## Given exercise
Summarize the passage on collecting information for beneficial ownership declarations in two sentences.

## Reading passage
== == ==

Similarly, supporting documentation may be required where collected information cannot be cross-checked with another source, for example this is often the case for information about non-residents, such as foreign passport numbers. However, this should be avoided in order to minimise the compliance burden. Box 2 offers examples of types of documentation that can be collected to increase the level of assurance in the declared interest a beneficial owner holds in a legal vehicle. Collecting information on interests and verifying identity are further discussed below.

Collecting information for a BO declaration typically involves the use of a form. Digital webforms allow for better onward handling of data and a wider range of automated processes, as well as the retrieval of information to pre-populate certain fields. However, in some jurisdictions, factors like the rate of computer access, digital literacy, or digitisation of related systems might make other modes of collection like paper, spreadsheet, or PDF forms a more feasible option. [9] Alternative options for submitted information may also need to be available alongside a webform in highly digitalised contexts to ensure accessibility. [10] The Annex offers examples of fields that could be collected in a well-designed form.

== == ==

## Dataset excerpt
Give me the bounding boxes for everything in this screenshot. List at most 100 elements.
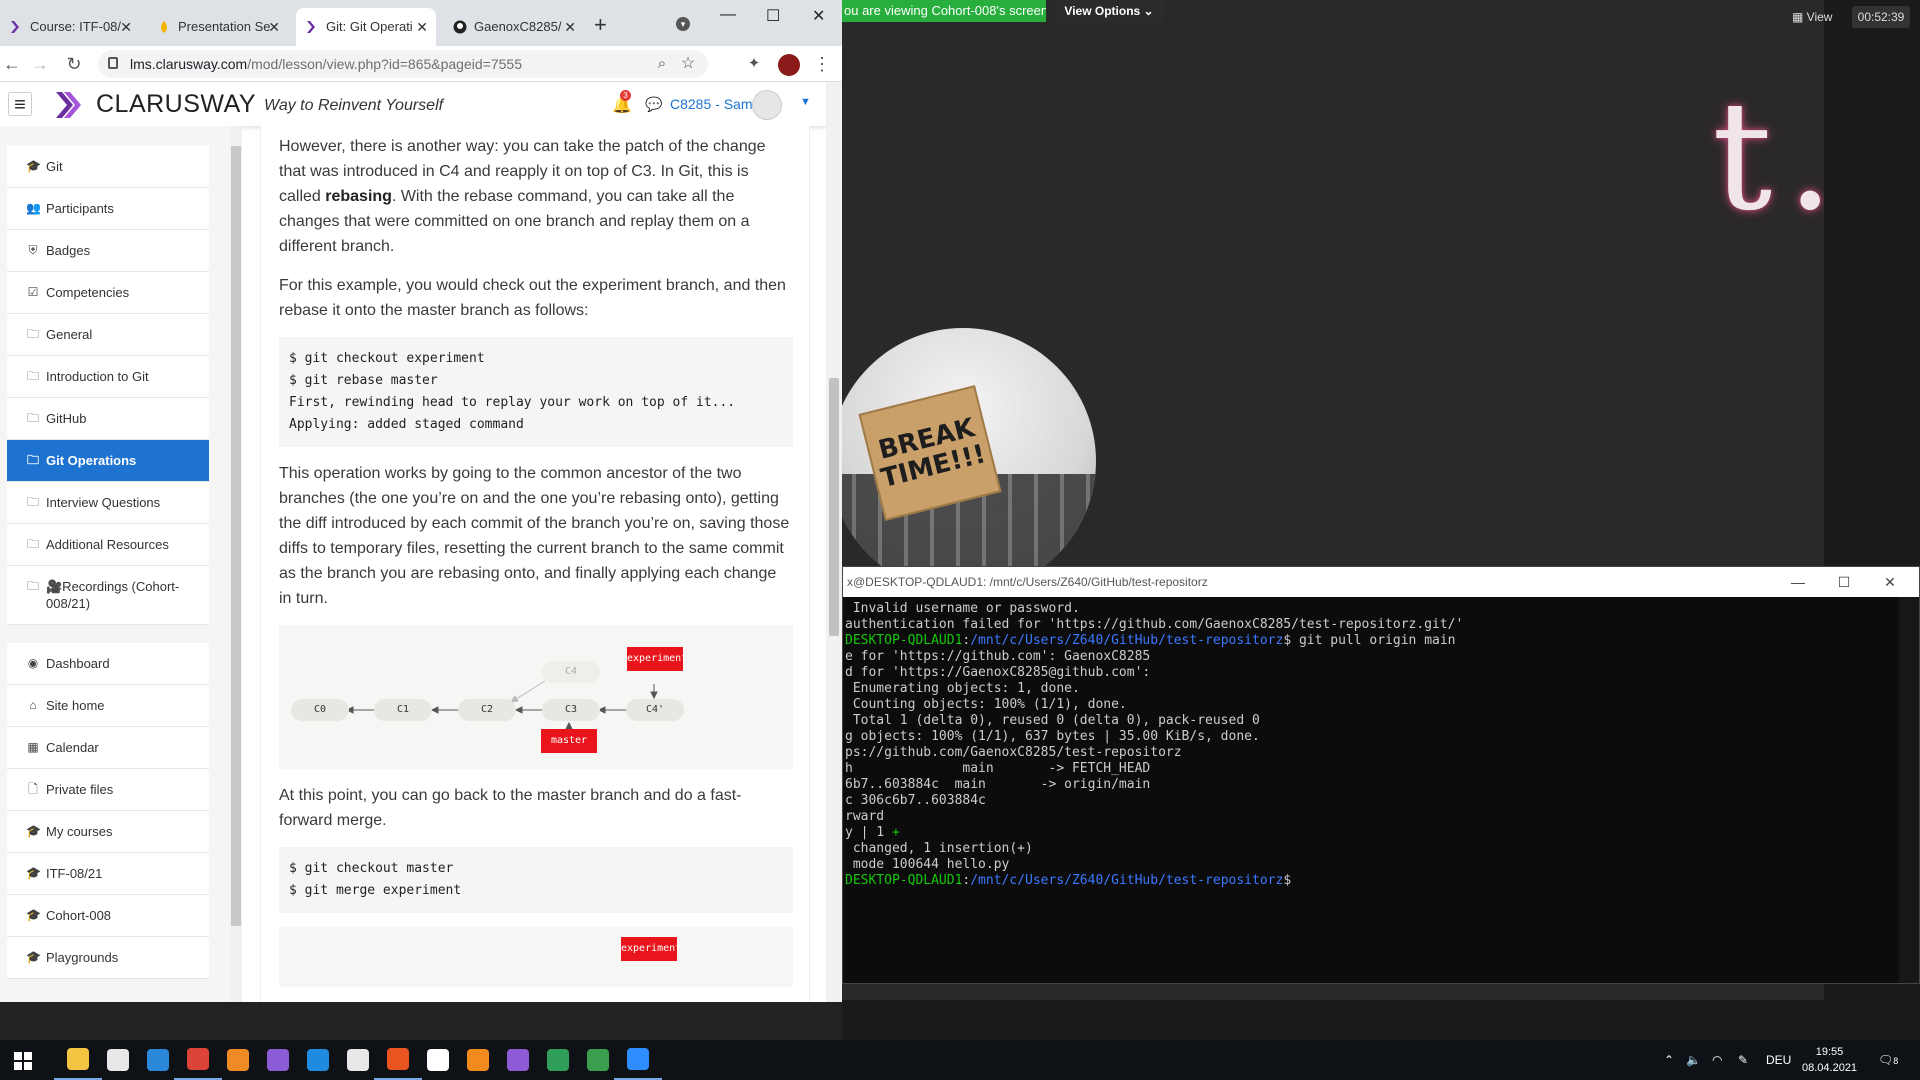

== == ==

## Answer to the problem
Supporting documentation may be required when collected information, such as the foreign passport numbers of non-residents, cannot be cross-checked with another source, although this should be avoided to minimize the compliance burden. Such information is typically collected through a form: digital webforms allow better onward handling of data, more automated processes and pre-populated fields, but depending on factors like computer access, digital literacy or the digitization of related systems, paper, spreadsheet or PDF forms may be more feasible, and alternative options may be needed alongside webforms even in highly digitalized contexts to ensure accessibility.